[Start Extracted material]
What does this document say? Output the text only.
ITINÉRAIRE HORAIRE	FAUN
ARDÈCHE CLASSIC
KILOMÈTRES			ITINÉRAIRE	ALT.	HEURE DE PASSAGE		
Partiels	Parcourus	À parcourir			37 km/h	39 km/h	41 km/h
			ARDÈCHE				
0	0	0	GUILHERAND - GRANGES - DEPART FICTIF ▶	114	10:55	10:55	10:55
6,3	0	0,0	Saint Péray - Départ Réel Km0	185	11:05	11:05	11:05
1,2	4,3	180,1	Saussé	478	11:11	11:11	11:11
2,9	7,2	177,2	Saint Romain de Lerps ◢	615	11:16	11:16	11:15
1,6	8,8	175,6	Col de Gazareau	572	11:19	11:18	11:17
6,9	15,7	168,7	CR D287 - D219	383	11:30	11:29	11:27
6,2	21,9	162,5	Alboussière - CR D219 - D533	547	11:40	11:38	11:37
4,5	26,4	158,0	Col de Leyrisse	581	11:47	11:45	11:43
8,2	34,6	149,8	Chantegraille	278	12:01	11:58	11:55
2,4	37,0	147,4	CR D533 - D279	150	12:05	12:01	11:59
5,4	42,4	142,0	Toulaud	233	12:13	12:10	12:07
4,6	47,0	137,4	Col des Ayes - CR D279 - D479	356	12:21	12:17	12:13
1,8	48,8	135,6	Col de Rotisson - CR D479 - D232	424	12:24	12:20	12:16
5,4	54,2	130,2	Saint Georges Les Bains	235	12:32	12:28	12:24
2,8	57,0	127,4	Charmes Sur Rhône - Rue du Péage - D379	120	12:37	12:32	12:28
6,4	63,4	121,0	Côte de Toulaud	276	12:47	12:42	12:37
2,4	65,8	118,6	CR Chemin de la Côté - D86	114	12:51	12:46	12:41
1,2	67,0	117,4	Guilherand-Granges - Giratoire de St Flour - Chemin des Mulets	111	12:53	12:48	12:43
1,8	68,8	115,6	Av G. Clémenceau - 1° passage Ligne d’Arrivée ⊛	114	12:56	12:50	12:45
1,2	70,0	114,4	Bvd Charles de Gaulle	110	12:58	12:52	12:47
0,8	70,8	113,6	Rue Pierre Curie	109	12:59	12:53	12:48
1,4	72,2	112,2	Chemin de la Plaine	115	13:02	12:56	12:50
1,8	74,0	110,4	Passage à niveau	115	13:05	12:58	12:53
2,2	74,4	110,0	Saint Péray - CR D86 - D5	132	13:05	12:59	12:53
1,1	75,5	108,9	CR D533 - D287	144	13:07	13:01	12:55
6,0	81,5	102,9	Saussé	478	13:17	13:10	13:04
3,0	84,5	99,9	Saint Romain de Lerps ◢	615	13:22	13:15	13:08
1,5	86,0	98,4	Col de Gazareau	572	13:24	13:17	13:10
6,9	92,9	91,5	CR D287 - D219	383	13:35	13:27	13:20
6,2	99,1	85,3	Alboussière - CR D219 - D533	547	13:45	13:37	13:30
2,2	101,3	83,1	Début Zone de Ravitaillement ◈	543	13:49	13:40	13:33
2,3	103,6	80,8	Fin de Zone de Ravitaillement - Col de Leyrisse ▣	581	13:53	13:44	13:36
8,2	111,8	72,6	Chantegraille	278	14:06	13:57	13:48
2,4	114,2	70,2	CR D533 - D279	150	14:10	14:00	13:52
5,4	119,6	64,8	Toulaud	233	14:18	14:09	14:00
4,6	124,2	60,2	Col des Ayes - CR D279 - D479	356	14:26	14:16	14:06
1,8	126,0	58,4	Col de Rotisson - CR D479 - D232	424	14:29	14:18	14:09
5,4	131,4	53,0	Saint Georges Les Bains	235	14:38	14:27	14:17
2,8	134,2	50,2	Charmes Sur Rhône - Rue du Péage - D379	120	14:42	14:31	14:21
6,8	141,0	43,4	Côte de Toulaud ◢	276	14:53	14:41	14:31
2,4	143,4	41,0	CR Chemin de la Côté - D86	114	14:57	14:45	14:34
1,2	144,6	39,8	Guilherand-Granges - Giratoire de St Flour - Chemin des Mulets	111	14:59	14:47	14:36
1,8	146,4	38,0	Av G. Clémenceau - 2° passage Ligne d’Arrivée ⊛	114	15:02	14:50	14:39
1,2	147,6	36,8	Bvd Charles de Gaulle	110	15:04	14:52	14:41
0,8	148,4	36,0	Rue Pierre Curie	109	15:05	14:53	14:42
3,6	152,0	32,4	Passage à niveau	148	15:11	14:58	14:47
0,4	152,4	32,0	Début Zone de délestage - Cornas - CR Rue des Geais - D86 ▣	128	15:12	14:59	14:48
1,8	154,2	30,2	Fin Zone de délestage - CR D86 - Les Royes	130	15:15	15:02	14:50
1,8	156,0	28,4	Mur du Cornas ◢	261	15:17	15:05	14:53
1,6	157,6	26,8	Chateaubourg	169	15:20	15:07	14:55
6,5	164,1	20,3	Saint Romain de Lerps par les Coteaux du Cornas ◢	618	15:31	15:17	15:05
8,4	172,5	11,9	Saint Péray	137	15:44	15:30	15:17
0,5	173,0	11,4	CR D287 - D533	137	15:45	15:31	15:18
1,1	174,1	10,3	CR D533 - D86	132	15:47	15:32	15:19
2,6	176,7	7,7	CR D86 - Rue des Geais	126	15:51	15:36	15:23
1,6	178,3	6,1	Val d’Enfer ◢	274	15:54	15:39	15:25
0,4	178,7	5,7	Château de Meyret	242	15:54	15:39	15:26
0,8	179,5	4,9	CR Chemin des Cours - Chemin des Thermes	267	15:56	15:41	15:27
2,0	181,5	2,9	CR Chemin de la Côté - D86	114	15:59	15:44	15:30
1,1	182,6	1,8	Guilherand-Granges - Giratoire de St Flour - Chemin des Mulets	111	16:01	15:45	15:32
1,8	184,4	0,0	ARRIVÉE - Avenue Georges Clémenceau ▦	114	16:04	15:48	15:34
[End Extracted material]
Requirements: List all lines above in which the string "Début" appears.

Full answer:
2,2	101,3	83,1	Début Zone de Ravitaillement ◈	543	13:49	13:40	13:33
0,4	152,4	32,0	Début Zone de délestage - Cornas - CR Rue des Geais - D86 ▣	128	15:12	14:59	14:48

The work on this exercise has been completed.